**Written exercise:** Exclude images, then output the remaining data verbatim.

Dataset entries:
-------
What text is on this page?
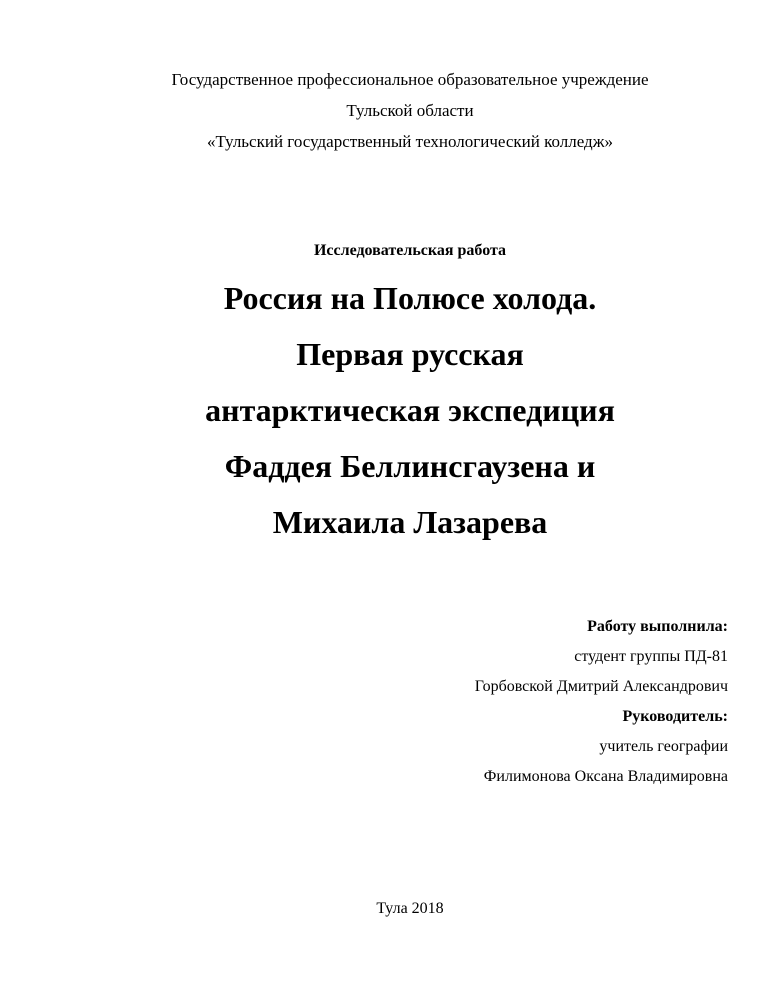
Государственное профессиональное образовательное учреждение
Тульской области
«Тульский государственный технологический колледж»
Исследовательская работа
Россия на Полюсе холода.
Первая русская
антарктическая экспедиция
Фаддея Беллинсгаузена и
Михаила Лазарева
Работу выполнила:
студент группы ПД-81
Горбовской Дмитрий Александрович
Руководитель:
учитель географии
Филимонова Оксана Владимировна
Тула 2018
-------
**Solution to this problem:**
What text is on this page?
Государственное профессиональное образовательное учреждение
Тульской области
«Тульский государственный технологический колледж»
Исследовательская работа
Россия на Полюсе холода.
Первая русская
антарктическая экспедиция
Фаддея Беллинсгаузена и
Михаила Лазарева
Работу выполнила:
студент группы ПД-81
Горбовской Дмитрий Александрович
Руководитель:
учитель географии
Филимонова Оксана Владимировна
Тула 2018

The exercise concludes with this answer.